Copy out the material below verbatim, from the line containing "- legend-box: [258, 235, 374, 349]" down to the line containing "- point: [1590, 310, 1601, 321]", including both of those lines.
◇ ◇ ◇ ◇ ◇
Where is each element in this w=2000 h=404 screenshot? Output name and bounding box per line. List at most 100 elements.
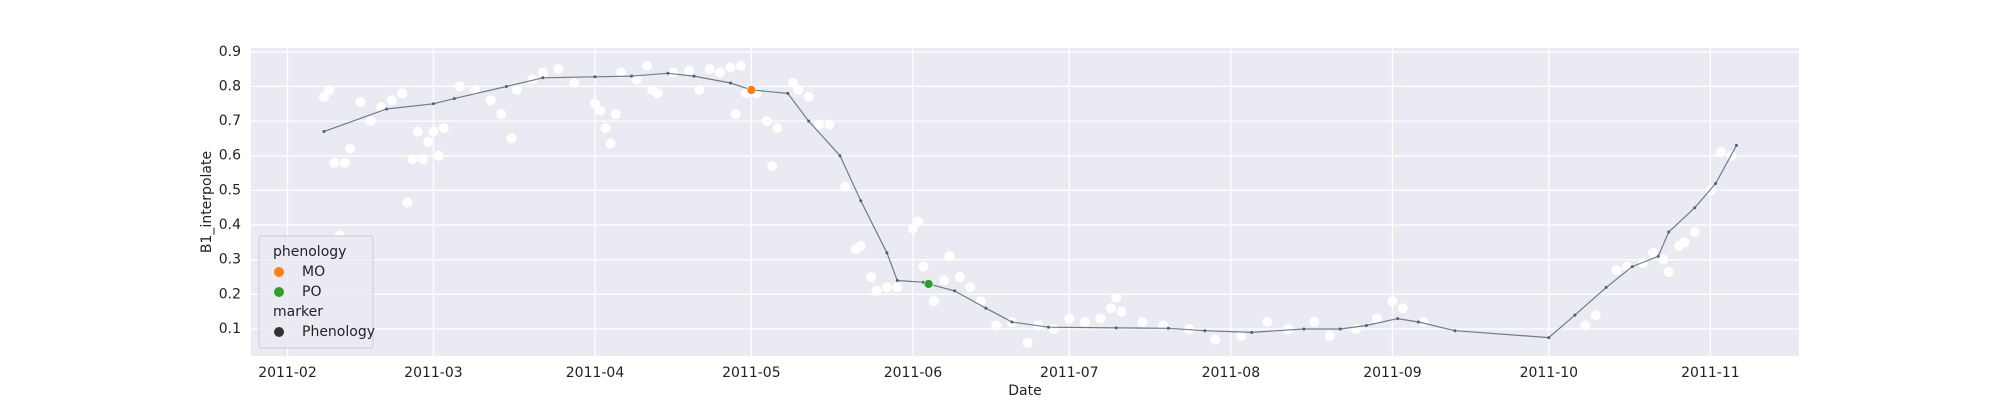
- legend-box: [258, 235, 374, 349]
- point: [616, 67, 627, 78]
- legend-label: Phenology: [302, 324, 375, 340]
- line-vertex: [1166, 326, 1170, 330]
- point: [683, 65, 694, 76]
- line-vertex: [984, 306, 988, 310]
- point: [1590, 310, 1601, 321]
- line-vertex: [1250, 330, 1254, 334]
- point: [1371, 313, 1382, 324]
- point: [907, 223, 918, 234]
- point: [855, 240, 866, 251]
- point: [438, 123, 449, 134]
- line-vertex: [1010, 320, 1014, 324]
- line-vertex: [629, 74, 633, 78]
- point: [944, 251, 955, 262]
- point: [715, 67, 726, 78]
- point: [1048, 323, 1059, 334]
- legend-title: phenology: [273, 244, 346, 260]
- point: [318, 91, 329, 102]
- y-tick-label: 0.7: [219, 113, 241, 129]
- line-vertex: [1396, 317, 1400, 321]
- point: [1022, 337, 1033, 348]
- line-vertex: [1656, 254, 1660, 258]
- y-tick-label: 0.3: [219, 252, 241, 268]
- point: [892, 282, 903, 293]
- point: [433, 150, 444, 161]
- point: [1283, 323, 1294, 334]
- point: [939, 275, 950, 286]
- point: [871, 285, 882, 296]
- point: [814, 119, 825, 130]
- x-tick-label: 2011-06: [884, 365, 943, 381]
- y-tick-label: 0.9: [219, 44, 241, 60]
- point: [1387, 296, 1398, 307]
- point: [345, 143, 356, 154]
- point: [1418, 317, 1429, 328]
- point: [762, 116, 772, 127]
- line-vertex: [1453, 329, 1457, 333]
- line-vertex: [1630, 265, 1634, 269]
- line-vertex: [1203, 329, 1207, 333]
- point: [418, 154, 428, 165]
- point: [600, 123, 611, 134]
- x-tick-label: 2011-07: [1040, 365, 1099, 381]
- line-vertex: [729, 81, 733, 85]
- line-vertex: [1693, 206, 1697, 210]
- point: [1158, 320, 1169, 331]
- point: [496, 109, 507, 120]
- point: [928, 296, 939, 307]
- point: [397, 88, 408, 99]
- point: [511, 84, 522, 95]
- line-vertex: [1714, 181, 1718, 185]
- point: [595, 105, 606, 116]
- line-vertex: [1734, 143, 1738, 147]
- point: [918, 261, 929, 272]
- y-tick-label: 0.4: [219, 217, 241, 233]
- point: [668, 67, 679, 78]
- point: [339, 157, 350, 168]
- line-vertex: [1417, 320, 1421, 324]
- legend-title: marker: [273, 304, 323, 320]
- x-tick-label: 2011-02: [258, 365, 317, 381]
- point: [402, 197, 413, 208]
- point: [1137, 317, 1148, 328]
- x-tick-label: 2011-09: [1363, 365, 1422, 381]
- point: [1079, 317, 1090, 328]
- point: [1210, 334, 1221, 345]
- line-vertex: [452, 97, 456, 101]
- y-tick-label: 0.6: [219, 148, 241, 164]
- point: [1611, 265, 1622, 276]
- point: [1184, 323, 1195, 334]
- y-tick-label: 0.1: [219, 321, 241, 337]
- point: [652, 88, 663, 99]
- point: [355, 97, 366, 108]
- x-tick-label: 2011-10: [1520, 365, 1579, 381]
- point: [1658, 254, 1669, 265]
- x-tick-label: 2011-03: [404, 365, 463, 381]
- point: [1309, 317, 1320, 328]
- point: [1064, 313, 1075, 324]
- point: [803, 91, 814, 102]
- point: [506, 133, 517, 144]
- x-axis-label: Date: [1008, 383, 1041, 399]
- point: [553, 64, 564, 75]
- point: [428, 126, 439, 137]
- point: [694, 84, 705, 95]
- point: [1637, 258, 1648, 269]
- x-tick-label: 2011-08: [1202, 365, 1261, 381]
- point: [1648, 247, 1659, 258]
- point: [1580, 320, 1591, 331]
- y-tick-label: 0.8: [219, 78, 241, 94]
- point: [746, 85, 757, 95]
- point: [704, 64, 715, 75]
- point: [412, 126, 423, 137]
- line-vertex: [838, 154, 842, 158]
- line-vertex: [895, 278, 899, 282]
- point: [454, 81, 465, 92]
- line-vertex: [1302, 327, 1306, 331]
- point: [1350, 323, 1361, 334]
- point: [631, 74, 642, 85]
- line-vertex: [322, 129, 326, 133]
- line-vertex: [431, 102, 435, 106]
- point: [1663, 266, 1674, 277]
◇ ◇ ◇ ◇ ◇
Exercise result –
- legend-box: [258, 235, 374, 349]
- point: [616, 67, 627, 78]
- legend-label: Phenology: [302, 324, 375, 340]
- line-vertex: [1166, 326, 1170, 330]
- point: [683, 65, 694, 76]
- line-vertex: [984, 306, 988, 310]
- point: [1590, 310, 1601, 321]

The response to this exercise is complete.